(Extracted data entries)
********

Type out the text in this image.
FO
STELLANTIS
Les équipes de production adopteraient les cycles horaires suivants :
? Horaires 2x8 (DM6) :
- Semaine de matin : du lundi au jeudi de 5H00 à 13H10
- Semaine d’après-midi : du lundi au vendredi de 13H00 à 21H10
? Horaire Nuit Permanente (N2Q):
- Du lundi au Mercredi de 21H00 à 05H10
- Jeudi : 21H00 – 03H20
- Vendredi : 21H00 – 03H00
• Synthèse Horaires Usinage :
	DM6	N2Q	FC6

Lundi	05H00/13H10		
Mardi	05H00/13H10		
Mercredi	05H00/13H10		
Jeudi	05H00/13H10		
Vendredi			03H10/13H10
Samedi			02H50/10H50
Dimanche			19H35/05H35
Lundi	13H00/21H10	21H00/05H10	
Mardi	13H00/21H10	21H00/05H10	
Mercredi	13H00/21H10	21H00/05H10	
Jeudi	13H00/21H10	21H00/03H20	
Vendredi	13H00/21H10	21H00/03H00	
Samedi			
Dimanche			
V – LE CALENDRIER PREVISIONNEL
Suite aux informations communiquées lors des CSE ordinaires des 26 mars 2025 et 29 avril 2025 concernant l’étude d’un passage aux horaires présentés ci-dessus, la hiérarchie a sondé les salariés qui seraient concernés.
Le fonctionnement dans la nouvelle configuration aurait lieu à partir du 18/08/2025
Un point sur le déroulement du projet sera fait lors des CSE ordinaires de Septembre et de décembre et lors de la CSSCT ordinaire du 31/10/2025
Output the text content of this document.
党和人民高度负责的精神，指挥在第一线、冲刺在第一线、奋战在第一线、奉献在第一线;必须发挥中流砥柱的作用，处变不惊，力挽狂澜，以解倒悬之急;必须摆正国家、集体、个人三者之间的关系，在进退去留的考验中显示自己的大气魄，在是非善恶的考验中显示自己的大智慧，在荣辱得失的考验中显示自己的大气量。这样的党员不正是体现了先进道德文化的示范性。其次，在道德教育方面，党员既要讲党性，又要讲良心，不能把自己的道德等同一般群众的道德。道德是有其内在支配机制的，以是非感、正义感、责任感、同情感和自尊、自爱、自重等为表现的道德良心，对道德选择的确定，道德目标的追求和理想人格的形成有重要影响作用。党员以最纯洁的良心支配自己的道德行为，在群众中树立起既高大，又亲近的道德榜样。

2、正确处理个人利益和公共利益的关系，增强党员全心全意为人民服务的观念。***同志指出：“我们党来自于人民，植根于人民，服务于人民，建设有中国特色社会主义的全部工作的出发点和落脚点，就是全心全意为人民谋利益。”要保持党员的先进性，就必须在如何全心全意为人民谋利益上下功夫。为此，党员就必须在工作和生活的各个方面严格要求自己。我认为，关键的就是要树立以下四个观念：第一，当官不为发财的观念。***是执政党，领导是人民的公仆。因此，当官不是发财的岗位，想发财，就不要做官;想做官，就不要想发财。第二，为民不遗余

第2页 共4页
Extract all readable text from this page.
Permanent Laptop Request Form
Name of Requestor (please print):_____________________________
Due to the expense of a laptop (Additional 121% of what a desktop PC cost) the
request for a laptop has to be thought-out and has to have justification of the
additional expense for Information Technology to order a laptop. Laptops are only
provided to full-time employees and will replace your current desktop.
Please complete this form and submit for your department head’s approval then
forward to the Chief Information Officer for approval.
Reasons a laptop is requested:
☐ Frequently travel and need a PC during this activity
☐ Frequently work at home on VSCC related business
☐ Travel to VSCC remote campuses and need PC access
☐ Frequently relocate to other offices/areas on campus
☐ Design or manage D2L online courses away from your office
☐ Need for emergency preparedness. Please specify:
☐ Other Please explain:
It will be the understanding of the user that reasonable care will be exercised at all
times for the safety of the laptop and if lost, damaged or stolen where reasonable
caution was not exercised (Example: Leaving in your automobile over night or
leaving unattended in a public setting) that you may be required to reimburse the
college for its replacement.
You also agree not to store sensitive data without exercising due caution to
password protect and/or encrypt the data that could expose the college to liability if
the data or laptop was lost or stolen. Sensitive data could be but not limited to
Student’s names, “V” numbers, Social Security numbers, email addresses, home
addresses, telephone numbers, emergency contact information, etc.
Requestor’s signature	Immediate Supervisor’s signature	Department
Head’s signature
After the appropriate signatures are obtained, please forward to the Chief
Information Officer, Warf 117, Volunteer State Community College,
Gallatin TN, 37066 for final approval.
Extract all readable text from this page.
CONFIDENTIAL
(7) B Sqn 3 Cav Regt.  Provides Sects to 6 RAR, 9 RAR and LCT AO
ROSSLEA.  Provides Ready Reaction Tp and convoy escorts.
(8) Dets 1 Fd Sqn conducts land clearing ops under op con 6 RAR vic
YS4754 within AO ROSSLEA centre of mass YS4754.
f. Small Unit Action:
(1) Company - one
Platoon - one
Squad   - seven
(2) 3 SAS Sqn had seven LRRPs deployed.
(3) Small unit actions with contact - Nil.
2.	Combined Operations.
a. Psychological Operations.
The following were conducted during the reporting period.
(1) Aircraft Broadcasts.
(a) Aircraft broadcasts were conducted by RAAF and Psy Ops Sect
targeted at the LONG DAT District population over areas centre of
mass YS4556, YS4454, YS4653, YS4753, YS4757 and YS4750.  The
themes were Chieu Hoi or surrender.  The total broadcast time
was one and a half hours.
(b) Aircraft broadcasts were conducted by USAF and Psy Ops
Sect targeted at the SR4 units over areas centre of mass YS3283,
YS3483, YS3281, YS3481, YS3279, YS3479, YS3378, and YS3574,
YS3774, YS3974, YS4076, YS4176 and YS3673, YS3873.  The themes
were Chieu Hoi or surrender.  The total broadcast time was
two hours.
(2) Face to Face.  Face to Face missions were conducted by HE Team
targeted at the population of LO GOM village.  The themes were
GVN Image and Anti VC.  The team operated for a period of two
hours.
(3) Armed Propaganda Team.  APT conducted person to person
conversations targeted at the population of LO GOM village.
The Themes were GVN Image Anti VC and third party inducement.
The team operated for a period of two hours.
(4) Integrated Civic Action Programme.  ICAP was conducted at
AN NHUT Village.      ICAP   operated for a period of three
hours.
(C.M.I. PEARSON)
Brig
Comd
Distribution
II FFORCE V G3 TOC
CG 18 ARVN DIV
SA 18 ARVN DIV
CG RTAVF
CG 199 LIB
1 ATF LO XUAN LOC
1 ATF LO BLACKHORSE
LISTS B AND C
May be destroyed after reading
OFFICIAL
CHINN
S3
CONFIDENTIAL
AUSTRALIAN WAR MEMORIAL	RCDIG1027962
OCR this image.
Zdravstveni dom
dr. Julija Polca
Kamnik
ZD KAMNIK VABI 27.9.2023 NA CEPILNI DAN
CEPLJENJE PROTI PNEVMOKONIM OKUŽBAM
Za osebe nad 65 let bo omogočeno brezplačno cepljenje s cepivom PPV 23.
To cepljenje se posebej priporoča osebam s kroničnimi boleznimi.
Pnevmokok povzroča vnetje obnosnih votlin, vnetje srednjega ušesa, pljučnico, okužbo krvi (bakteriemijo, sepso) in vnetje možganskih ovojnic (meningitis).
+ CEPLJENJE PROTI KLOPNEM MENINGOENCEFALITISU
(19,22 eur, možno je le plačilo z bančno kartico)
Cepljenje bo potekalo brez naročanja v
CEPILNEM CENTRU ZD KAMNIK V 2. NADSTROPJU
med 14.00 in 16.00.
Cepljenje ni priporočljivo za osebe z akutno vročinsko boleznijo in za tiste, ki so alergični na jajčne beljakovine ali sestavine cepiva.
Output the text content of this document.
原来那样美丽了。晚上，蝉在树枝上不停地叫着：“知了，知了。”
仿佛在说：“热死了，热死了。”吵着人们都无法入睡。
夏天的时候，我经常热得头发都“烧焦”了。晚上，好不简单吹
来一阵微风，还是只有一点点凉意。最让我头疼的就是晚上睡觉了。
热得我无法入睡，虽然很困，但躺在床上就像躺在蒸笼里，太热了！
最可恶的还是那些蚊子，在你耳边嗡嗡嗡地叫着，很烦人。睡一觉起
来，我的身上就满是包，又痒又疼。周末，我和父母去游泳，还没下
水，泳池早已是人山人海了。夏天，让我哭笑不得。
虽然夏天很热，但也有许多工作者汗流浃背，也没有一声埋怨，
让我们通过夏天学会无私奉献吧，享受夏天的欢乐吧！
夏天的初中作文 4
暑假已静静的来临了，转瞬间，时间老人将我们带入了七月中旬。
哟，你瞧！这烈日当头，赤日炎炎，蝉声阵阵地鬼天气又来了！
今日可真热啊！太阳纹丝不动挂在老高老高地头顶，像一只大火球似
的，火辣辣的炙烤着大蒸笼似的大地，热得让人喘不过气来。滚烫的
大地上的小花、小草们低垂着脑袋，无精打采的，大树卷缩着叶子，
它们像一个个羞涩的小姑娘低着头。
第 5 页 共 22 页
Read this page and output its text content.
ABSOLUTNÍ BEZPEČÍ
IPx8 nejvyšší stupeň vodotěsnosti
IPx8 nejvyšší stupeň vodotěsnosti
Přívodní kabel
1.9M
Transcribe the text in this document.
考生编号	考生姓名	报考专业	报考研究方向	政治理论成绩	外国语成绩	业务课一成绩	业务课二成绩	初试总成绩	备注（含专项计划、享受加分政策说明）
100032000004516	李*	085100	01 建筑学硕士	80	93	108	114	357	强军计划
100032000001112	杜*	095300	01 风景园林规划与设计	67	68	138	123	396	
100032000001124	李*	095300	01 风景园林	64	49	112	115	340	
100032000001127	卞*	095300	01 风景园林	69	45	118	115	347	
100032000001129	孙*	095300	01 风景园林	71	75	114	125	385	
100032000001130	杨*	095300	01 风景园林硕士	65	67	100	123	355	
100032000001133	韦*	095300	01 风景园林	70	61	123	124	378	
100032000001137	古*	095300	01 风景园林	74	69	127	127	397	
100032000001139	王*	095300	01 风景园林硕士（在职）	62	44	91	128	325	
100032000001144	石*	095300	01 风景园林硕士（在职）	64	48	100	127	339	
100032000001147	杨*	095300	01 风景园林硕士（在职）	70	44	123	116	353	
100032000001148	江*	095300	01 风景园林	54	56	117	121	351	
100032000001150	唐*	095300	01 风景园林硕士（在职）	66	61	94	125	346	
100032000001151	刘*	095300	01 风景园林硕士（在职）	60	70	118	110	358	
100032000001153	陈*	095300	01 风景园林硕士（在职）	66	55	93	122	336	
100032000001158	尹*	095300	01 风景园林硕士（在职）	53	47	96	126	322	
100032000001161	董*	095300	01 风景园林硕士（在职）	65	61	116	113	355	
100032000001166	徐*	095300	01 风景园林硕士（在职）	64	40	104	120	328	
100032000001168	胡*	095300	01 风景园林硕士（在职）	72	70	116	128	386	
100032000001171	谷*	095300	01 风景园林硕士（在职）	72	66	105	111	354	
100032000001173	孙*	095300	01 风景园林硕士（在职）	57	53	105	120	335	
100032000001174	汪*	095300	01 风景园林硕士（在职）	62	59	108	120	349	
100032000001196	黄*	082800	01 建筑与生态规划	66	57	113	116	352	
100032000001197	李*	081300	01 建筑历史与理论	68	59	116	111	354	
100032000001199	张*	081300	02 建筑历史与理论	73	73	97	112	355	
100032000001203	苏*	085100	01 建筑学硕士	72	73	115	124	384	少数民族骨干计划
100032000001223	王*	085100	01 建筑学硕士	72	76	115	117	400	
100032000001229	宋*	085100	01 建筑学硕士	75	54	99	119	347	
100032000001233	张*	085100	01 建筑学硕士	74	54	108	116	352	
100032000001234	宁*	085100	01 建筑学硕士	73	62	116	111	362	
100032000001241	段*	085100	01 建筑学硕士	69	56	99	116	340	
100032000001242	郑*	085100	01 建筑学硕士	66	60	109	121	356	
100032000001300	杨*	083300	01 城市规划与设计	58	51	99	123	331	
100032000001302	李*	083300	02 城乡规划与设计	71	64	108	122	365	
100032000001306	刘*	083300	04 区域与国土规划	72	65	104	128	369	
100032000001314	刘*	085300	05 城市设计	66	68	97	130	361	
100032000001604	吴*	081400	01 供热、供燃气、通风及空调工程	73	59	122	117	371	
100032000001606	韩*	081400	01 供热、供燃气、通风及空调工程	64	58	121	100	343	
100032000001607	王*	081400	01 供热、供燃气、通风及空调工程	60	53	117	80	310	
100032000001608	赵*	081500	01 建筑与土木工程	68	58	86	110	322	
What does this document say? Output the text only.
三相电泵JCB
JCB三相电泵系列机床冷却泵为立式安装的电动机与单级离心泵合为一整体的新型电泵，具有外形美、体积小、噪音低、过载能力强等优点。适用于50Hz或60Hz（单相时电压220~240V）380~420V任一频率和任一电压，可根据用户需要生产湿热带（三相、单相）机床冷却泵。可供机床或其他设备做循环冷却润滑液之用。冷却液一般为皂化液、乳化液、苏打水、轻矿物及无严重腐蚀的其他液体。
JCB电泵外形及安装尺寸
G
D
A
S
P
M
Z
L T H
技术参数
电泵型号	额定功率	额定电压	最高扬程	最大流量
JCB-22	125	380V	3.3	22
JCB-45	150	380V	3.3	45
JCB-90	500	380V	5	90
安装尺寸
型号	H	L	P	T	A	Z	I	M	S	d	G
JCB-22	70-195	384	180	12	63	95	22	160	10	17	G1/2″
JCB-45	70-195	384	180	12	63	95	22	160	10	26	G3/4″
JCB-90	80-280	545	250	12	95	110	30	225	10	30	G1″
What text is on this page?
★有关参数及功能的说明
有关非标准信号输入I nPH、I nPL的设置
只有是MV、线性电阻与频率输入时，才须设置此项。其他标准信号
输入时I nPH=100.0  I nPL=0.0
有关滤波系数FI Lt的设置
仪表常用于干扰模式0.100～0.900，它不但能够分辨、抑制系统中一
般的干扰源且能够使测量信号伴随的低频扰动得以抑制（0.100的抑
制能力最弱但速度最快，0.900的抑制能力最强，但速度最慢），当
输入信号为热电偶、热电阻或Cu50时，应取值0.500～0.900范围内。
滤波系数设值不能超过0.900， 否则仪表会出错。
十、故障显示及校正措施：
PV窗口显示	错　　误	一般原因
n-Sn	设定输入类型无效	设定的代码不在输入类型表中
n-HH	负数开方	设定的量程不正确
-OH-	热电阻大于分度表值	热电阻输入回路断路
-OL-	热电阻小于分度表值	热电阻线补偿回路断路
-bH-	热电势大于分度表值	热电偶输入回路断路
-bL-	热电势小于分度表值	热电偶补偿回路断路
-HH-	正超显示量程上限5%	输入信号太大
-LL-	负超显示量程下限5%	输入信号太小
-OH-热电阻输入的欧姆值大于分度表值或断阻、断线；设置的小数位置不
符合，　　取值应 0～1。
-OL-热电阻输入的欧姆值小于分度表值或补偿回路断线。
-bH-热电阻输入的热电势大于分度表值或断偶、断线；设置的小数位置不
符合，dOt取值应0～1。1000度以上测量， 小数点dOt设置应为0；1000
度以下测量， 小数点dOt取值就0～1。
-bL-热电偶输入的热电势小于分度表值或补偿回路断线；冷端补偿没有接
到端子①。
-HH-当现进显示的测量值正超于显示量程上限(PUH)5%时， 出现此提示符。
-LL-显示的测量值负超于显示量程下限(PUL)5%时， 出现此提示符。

********

» **Given task**
Beginning at the line that contains "What text is on this page?", retype each line of the listing up to and including the last one, exactly as it stands, and nothing else.

» **Task response**
What text is on this page?
★有关参数及功能的说明
有关非标准信号输入I nPH、I nPL的设置
只有是MV、线性电阻与频率输入时，才须设置此项。其他标准信号
输入时I nPH=100.0  I nPL=0.0
有关滤波系数FI Lt的设置
仪表常用于干扰模式0.100～0.900，它不但能够分辨、抑制系统中一
般的干扰源且能够使测量信号伴随的低频扰动得以抑制（0.100的抑
制能力最弱但速度最快，0.900的抑制能力最强，但速度最慢），当
输入信号为热电偶、热电阻或Cu50时，应取值0.500～0.900范围内。
滤波系数设值不能超过0.900， 否则仪表会出错。
十、故障显示及校正措施：
PV窗口显示	错　　误	一般原因
n-Sn	设定输入类型无效	设定的代码不在输入类型表中
n-HH	负数开方	设定的量程不正确
-OH-	热电阻大于分度表值	热电阻输入回路断路
-OL-	热电阻小于分度表值	热电阻线补偿回路断路
-bH-	热电势大于分度表值	热电偶输入回路断路
-bL-	热电势小于分度表值	热电偶补偿回路断路
-HH-	正超显示量程上限5%	输入信号太大
-LL-	负超显示量程下限5%	输入信号太小
-OH-热电阻输入的欧姆值大于分度表值或断阻、断线；设置的小数位置不
符合，　　取值应 0～1。
-OL-热电阻输入的欧姆值小于分度表值或补偿回路断线。
-bH-热电阻输入的热电势大于分度表值或断偶、断线；设置的小数位置不
符合，dOt取值应0～1。1000度以上测量， 小数点dOt设置应为0；1000
度以下测量， 小数点dOt取值就0～1。
-bL-热电偶输入的热电势小于分度表值或补偿回路断线；冷端补偿没有接
到端子①。
-HH-当现进显示的测量值正超于显示量程上限(PUH)5%时， 出现此提示符。
-LL-显示的测量值负超于显示量程下限(PUL)5%时， 出现此提示符。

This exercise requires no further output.